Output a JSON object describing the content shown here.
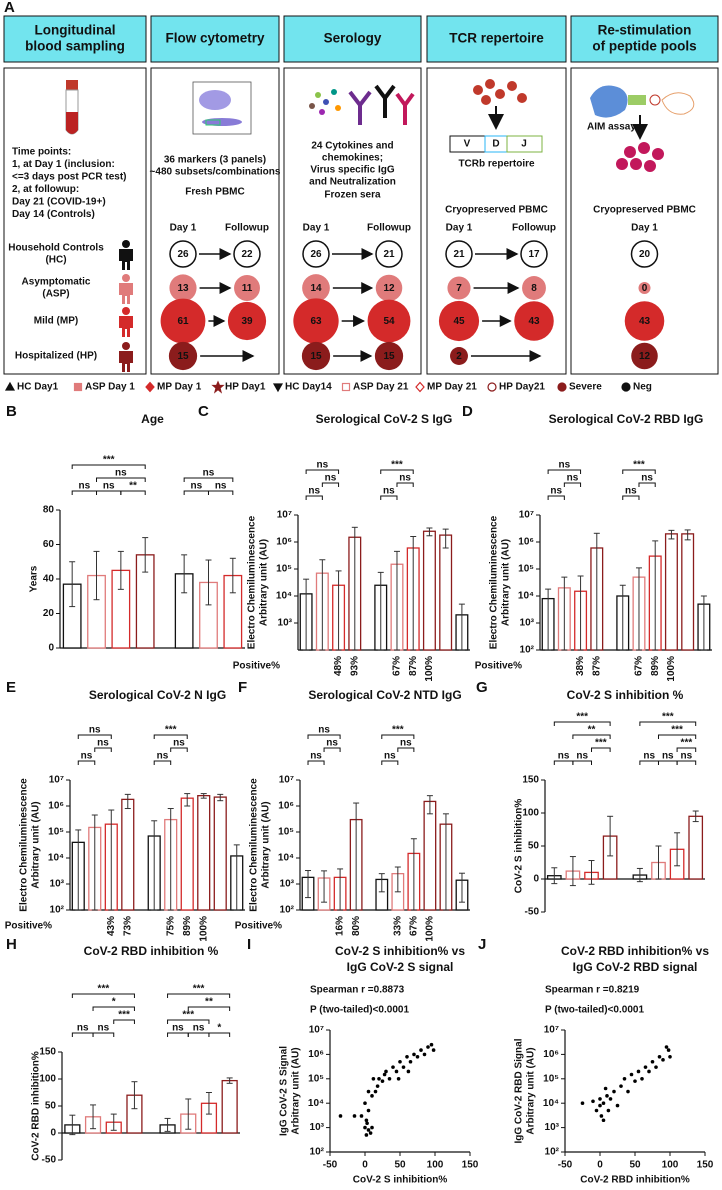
{
  "panel_a": {
    "label": "A",
    "columns": [
      {
        "header": [
          "Longitudinal",
          "blood sampling"
        ],
        "text": [
          "Time points:",
          "1, at Day 1 (inclusion:",
          "<=3 days post PCR test)",
          "2, at followup:",
          "Day 21 (COVID-19+)",
          "Day 14 (Controls)"
        ],
        "groups": [
          [
            "Household Controls",
            "(HC)"
          ],
          [
            "Asymptomatic",
            "(ASP)"
          ],
          [
            "Mild (MP)"
          ],
          [
            "Hospitalized (HP)"
          ]
        ]
      },
      {
        "header": [
          "Flow cytometry"
        ],
        "text": [
          "36 markers (3 panels)",
          "~480 subsets/combinations"
        ],
        "sample": "Fresh PBMC",
        "timepoints": [
          "Day 1",
          "Followup"
        ],
        "counts": [
          [
            26,
            22
          ],
          [
            13,
            11
          ],
          [
            61,
            39
          ],
          [
            15,
            null
          ]
        ]
      },
      {
        "header": [
          "Serology"
        ],
        "text": [
          "24 Cytokines and",
          "chemokines;",
          "Virus specific IgG",
          "and Neutralization"
        ],
        "sample": "Frozen sera",
        "timepoints": [
          "Day 1",
          "Followup"
        ],
        "counts": [
          [
            26,
            21
          ],
          [
            14,
            12
          ],
          [
            63,
            54
          ],
          [
            15,
            15
          ]
        ]
      },
      {
        "header": [
          "TCR repertoire"
        ],
        "text": [
          "TCRb repertoire"
        ],
        "segments": [
          "V",
          "D",
          "J"
        ],
        "sample": "Cryopreserved PBMC",
        "timepoints": [
          "Day 1",
          "Followup"
        ],
        "counts": [
          [
            21,
            17
          ],
          [
            7,
            8
          ],
          [
            45,
            43
          ],
          [
            2,
            null
          ]
        ]
      },
      {
        "header": [
          "Re-stimulation",
          "of peptide pools"
        ],
        "text": [
          "AIM assays"
        ],
        "sample": "Cryopreserved PBMC",
        "timepoints": [
          "Day 1"
        ],
        "counts": [
          [
            20
          ],
          [
            0
          ],
          [
            43
          ],
          [
            12
          ]
        ]
      }
    ]
  },
  "legend": [
    {
      "label": "HC Day1",
      "color": "#111111"
    },
    {
      "label": "ASP Day 1",
      "color": "#e07b7b"
    },
    {
      "label": "MP Day 1",
      "color": "#d42a2a"
    },
    {
      "label": "HP Day1",
      "color": "#8b1c1c"
    },
    {
      "label": "HC Day14",
      "color": "#111111"
    },
    {
      "label": "ASP Day 21",
      "color": "#e07b7b"
    },
    {
      "label": "MP Day 21",
      "color": "#d42a2a"
    },
    {
      "label": "HP Day21",
      "color": "#8b1c1c"
    },
    {
      "label": "Severe",
      "color": "#8b1c1c"
    },
    {
      "label": "Neg",
      "color": "#111111"
    }
  ],
  "chart_data": [
    {
      "type": "bar",
      "panel": "B",
      "title": "Age",
      "ylabel": [
        "Years"
      ],
      "log": false,
      "ylim": [
        0,
        80
      ],
      "yticks": [
        0,
        20,
        40,
        60,
        80
      ],
      "values": [
        37,
        42,
        45,
        54,
        43,
        38,
        42
      ],
      "errors": [
        13,
        14,
        11,
        10,
        11,
        13,
        10
      ],
      "colors": [
        "#111111",
        "#e07b7b",
        "#d42a2a",
        "#8b1c1c",
        "#111111",
        "#e07b7b",
        "#d42a2a"
      ],
      "annotations": [
        "***",
        "ns",
        "ns",
        "ns",
        "**",
        "ns",
        "ns",
        "ns"
      ]
    },
    {
      "type": "bar",
      "panel": "C",
      "title": "Serological CoV-2 S IgG",
      "ylabel": [
        "Electro Chemiluminescence",
        "Arbitrary unit (AU)"
      ],
      "log": true,
      "ylim": [
        100,
        10000000
      ],
      "yticks": [
        {
          "value": 1000,
          "label": "10³"
        },
        {
          "value": 10000,
          "label": "10⁴"
        },
        {
          "value": 100000,
          "label": "10⁵"
        },
        {
          "value": 1000000,
          "label": "10⁶"
        },
        {
          "value": 10000000,
          "label": "10⁷"
        }
      ],
      "values": [
        12000,
        70000,
        25000,
        1500000,
        25000,
        150000,
        600000,
        2500000,
        1800000,
        2000
      ],
      "errors": [
        30000,
        150000,
        60000,
        2000000,
        50000,
        300000,
        1000000,
        800000,
        1200000,
        3000
      ],
      "colors": [
        "#111111",
        "#e07b7b",
        "#d42a2a",
        "#8b1c1c",
        "#111111",
        "#e07b7b",
        "#d42a2a",
        "#8b1c1c",
        "#8b1c1c",
        "#111111"
      ],
      "annotations": [
        "ns",
        "ns",
        "ns",
        "***",
        "ns",
        "ns"
      ],
      "positive": {
        "label": "Positive%",
        "values": [
          null,
          null,
          48,
          93,
          null,
          67,
          87,
          100,
          null,
          null
        ],
        "value_labels": [
          null,
          null,
          "48%",
          "93%",
          null,
          "67%",
          "87%",
          "100%",
          null,
          null
        ]
      }
    },
    {
      "type": "bar",
      "panel": "D",
      "title": "Serological CoV-2 RBD IgG",
      "ylabel": [
        "Electro Chemiluminescence",
        "Arbitrary unit (AU)"
      ],
      "log": true,
      "ylim": [
        100,
        10000000
      ],
      "yticks": [
        {
          "value": 100,
          "label": "10²"
        },
        {
          "value": 1000,
          "label": "10³"
        },
        {
          "value": 10000,
          "label": "10⁴"
        },
        {
          "value": 100000,
          "label": "10⁵"
        },
        {
          "value": 1000000,
          "label": "10⁶"
        },
        {
          "value": 10000000,
          "label": "10⁷"
        }
      ],
      "values": [
        8000,
        20000,
        15000,
        600000,
        10000,
        50000,
        300000,
        2000000,
        2000000,
        5000
      ],
      "errors": [
        10000,
        30000,
        40000,
        1500000,
        15000,
        60000,
        800000,
        700000,
        800000,
        5000
      ],
      "colors": [
        "#111111",
        "#e07b7b",
        "#d42a2a",
        "#8b1c1c",
        "#111111",
        "#e07b7b",
        "#d42a2a",
        "#8b1c1c",
        "#8b1c1c",
        "#111111"
      ],
      "annotations": [
        "ns",
        "ns",
        "ns",
        "***",
        "ns",
        "ns"
      ],
      "positive": {
        "label": "Positive%",
        "values": [
          null,
          null,
          38,
          87,
          null,
          67,
          89,
          100,
          null,
          null
        ],
        "value_labels": [
          null,
          null,
          "38%",
          "87%",
          null,
          "67%",
          "89%",
          "100%",
          null,
          null
        ]
      }
    },
    {
      "type": "bar",
      "panel": "E",
      "title": "Serological CoV-2 N IgG",
      "ylabel": [
        "Electro Chemiluminescence",
        "Arbitrary unit (AU)"
      ],
      "log": true,
      "ylim": [
        100,
        10000000
      ],
      "yticks": [
        {
          "value": 100,
          "label": "10²"
        },
        {
          "value": 1000,
          "label": "10³"
        },
        {
          "value": 10000,
          "label": "10⁴"
        },
        {
          "value": 100000,
          "label": "10⁵"
        },
        {
          "value": 1000000,
          "label": "10⁶"
        },
        {
          "value": 10000000,
          "label": "10⁷"
        }
      ],
      "values": [
        40000,
        150000,
        200000,
        1800000,
        70000,
        300000,
        2000000,
        2500000,
        2200000,
        12000
      ],
      "errors": [
        80000,
        300000,
        500000,
        1000000,
        200000,
        500000,
        1000000,
        500000,
        600000,
        20000
      ],
      "colors": [
        "#111111",
        "#e07b7b",
        "#d42a2a",
        "#8b1c1c",
        "#111111",
        "#e07b7b",
        "#d42a2a",
        "#8b1c1c",
        "#8b1c1c",
        "#111111"
      ],
      "annotations": [
        "ns",
        "ns",
        "ns",
        "***",
        "ns",
        "ns"
      ],
      "positive": {
        "label": "Positive%",
        "values": [
          null,
          null,
          43,
          73,
          null,
          75,
          89,
          100,
          null,
          null
        ],
        "value_labels": [
          null,
          null,
          "43%",
          "73%",
          null,
          "75%",
          "89%",
          "100%",
          null,
          null
        ]
      }
    },
    {
      "type": "bar",
      "panel": "F",
      "title": "Serological CoV-2 NTD IgG",
      "ylabel": [
        "Electro Chemiluminescence",
        "Arbitrary unit (AU)"
      ],
      "log": true,
      "ylim": [
        100,
        10000000
      ],
      "yticks": [
        {
          "value": 100,
          "label": "10²"
        },
        {
          "value": 1000,
          "label": "10³"
        },
        {
          "value": 10000,
          "label": "10⁴"
        },
        {
          "value": 100000,
          "label": "10⁵"
        },
        {
          "value": 1000000,
          "label": "10⁶"
        },
        {
          "value": 10000000,
          "label": "10⁷"
        }
      ],
      "values": [
        1800,
        1700,
        1800,
        300000,
        1500,
        2500,
        15000,
        1500000,
        200000,
        1400
      ],
      "errors": [
        1500,
        1500,
        2000,
        1000000,
        1000,
        2000,
        40000,
        1000000,
        300000,
        1200
      ],
      "colors": [
        "#111111",
        "#e07b7b",
        "#d42a2a",
        "#8b1c1c",
        "#111111",
        "#e07b7b",
        "#d42a2a",
        "#8b1c1c",
        "#8b1c1c",
        "#111111"
      ],
      "annotations": [
        "ns",
        "ns",
        "ns",
        "***",
        "ns",
        "ns"
      ],
      "positive": {
        "label": "Positive%",
        "values": [
          null,
          null,
          16,
          80,
          null,
          33,
          67,
          100,
          null,
          null
        ],
        "value_labels": [
          null,
          null,
          "16%",
          "80%",
          null,
          "33%",
          "67%",
          "100%",
          null,
          null
        ]
      }
    },
    {
      "type": "bar",
      "panel": "G",
      "title": "CoV-2 S inhibition %",
      "ylabel": [
        "CoV-2 S inhibition%"
      ],
      "log": false,
      "ylim": [
        -50,
        150
      ],
      "yticks": [
        -50,
        0,
        50,
        100,
        150
      ],
      "values": [
        5,
        12,
        10,
        65,
        6,
        25,
        45,
        95
      ],
      "errors": [
        12,
        22,
        18,
        30,
        10,
        25,
        25,
        8
      ],
      "colors": [
        "#111111",
        "#e07b7b",
        "#d42a2a",
        "#8b1c1c",
        "#111111",
        "#e07b7b",
        "#d42a2a",
        "#8b1c1c"
      ],
      "annotations": [
        "***",
        "**",
        "***",
        "ns",
        "ns",
        "***",
        "***",
        "***",
        "ns",
        "ns",
        "ns"
      ]
    },
    {
      "type": "bar",
      "panel": "H",
      "title": "CoV-2 RBD inhibition %",
      "ylabel": [
        "CoV-2 RBD inhibition%"
      ],
      "log": false,
      "ylim": [
        -50,
        150
      ],
      "yticks": [
        -50,
        0,
        50,
        100,
        150
      ],
      "values": [
        15,
        30,
        20,
        70,
        15,
        35,
        55,
        97
      ],
      "errors": [
        18,
        22,
        15,
        25,
        12,
        28,
        20,
        5
      ],
      "colors": [
        "#111111",
        "#e07b7b",
        "#d42a2a",
        "#8b1c1c",
        "#111111",
        "#e07b7b",
        "#d42a2a",
        "#8b1c1c"
      ],
      "annotations": [
        "***",
        "*",
        "***",
        "ns",
        "ns",
        "***",
        "**",
        "***",
        "*",
        "ns",
        "ns"
      ]
    },
    {
      "type": "scatter",
      "panel": "I",
      "title": [
        "CoV-2 S inhibition%  vs",
        "IgG CoV-2 S signal"
      ],
      "stats": [
        "Spearman r =0.8873",
        "P (two-tailed)<0.0001"
      ],
      "xlabel": "CoV-2 S inhibition%",
      "ylabel": [
        "IgG CoV-2 S Signal",
        "Arbitrary unit (AU)"
      ],
      "log": true,
      "color": "#000000",
      "xlim": [
        -50,
        150
      ],
      "xticks": [
        -50,
        0,
        50,
        100,
        150
      ],
      "ylim": [
        100,
        10000000
      ],
      "yticks": [
        {
          "value": 100,
          "label": "10²"
        },
        {
          "value": 1000,
          "label": "10³"
        },
        {
          "value": 10000,
          "label": "10⁴"
        },
        {
          "value": 100000,
          "label": "10⁵"
        },
        {
          "value": 1000000,
          "label": "10⁶"
        },
        {
          "value": 10000000,
          "label": "10⁷"
        }
      ],
      "x": [
        0,
        2,
        5,
        3,
        8,
        10,
        -5,
        -15,
        -35,
        5,
        12,
        15,
        20,
        25,
        30,
        35,
        40,
        45,
        50,
        55,
        60,
        65,
        70,
        75,
        80,
        85,
        90,
        95,
        98,
        0,
        5,
        2,
        10,
        18,
        28,
        48,
        62
      ],
      "values": [
        1000,
        500,
        800,
        1500,
        600,
        1000,
        3000,
        3000,
        3000,
        30000,
        100000,
        30000,
        100000,
        80000,
        200000,
        100000,
        300000,
        200000,
        500000,
        300000,
        800000,
        500000,
        1000000,
        800000,
        1500000,
        1000000,
        2000000,
        2500000,
        1500000,
        10000,
        5000,
        2000,
        20000,
        50000,
        150000,
        100000,
        200000
      ]
    },
    {
      "type": "scatter",
      "panel": "J",
      "title": [
        "CoV-2 RBD inhibition%  vs",
        "IgG CoV-2 RBD signal"
      ],
      "stats": [
        "Spearman r =0.8219",
        "P (two-tailed)<0.0001"
      ],
      "xlabel": "CoV-2 RBD inhibition%",
      "ylabel": [
        "IgG CoV-2 RBD Signal",
        "Arbitrary unit (AU)"
      ],
      "log": true,
      "color": "#000000",
      "xlim": [
        -50,
        150
      ],
      "xticks": [
        -50,
        0,
        50,
        100,
        150
      ],
      "ylim": [
        100,
        10000000
      ],
      "yticks": [
        {
          "value": 100,
          "label": "10²"
        },
        {
          "value": 1000,
          "label": "10³"
        },
        {
          "value": 10000,
          "label": "10⁴"
        },
        {
          "value": 100000,
          "label": "10⁵"
        },
        {
          "value": 1000000,
          "label": "10⁶"
        },
        {
          "value": 10000000,
          "label": "10⁷"
        }
      ],
      "x": [
        0,
        5,
        10,
        15,
        -5,
        -10,
        -25,
        20,
        25,
        30,
        35,
        40,
        45,
        50,
        55,
        60,
        65,
        70,
        75,
        80,
        85,
        90,
        95,
        98,
        100,
        5,
        8,
        12,
        0,
        2
      ],
      "values": [
        8000,
        10000,
        20000,
        15000,
        5000,
        12000,
        10000,
        30000,
        8000,
        50000,
        100000,
        30000,
        150000,
        80000,
        200000,
        100000,
        300000,
        200000,
        500000,
        300000,
        800000,
        600000,
        2000000,
        1500000,
        800000,
        2000,
        40000,
        5000,
        15000,
        3000
      ]
    }
  ]
}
· · · · ·
▶ Problem statement
For every line above that includes the string "inhibition", copy the line.

▶ Task output
      "title": "CoV-2 S inhibition %",
        "CoV-2 S inhibition%"
      "title": "CoV-2 RBD inhibition %",
        "CoV-2 RBD inhibition%"
        "CoV-2 S inhibition%  vs",
      "xlabel": "CoV-2 S inhibition%",
        "CoV-2 RBD inhibition%  vs",
      "xlabel": "CoV-2 RBD inhibition%",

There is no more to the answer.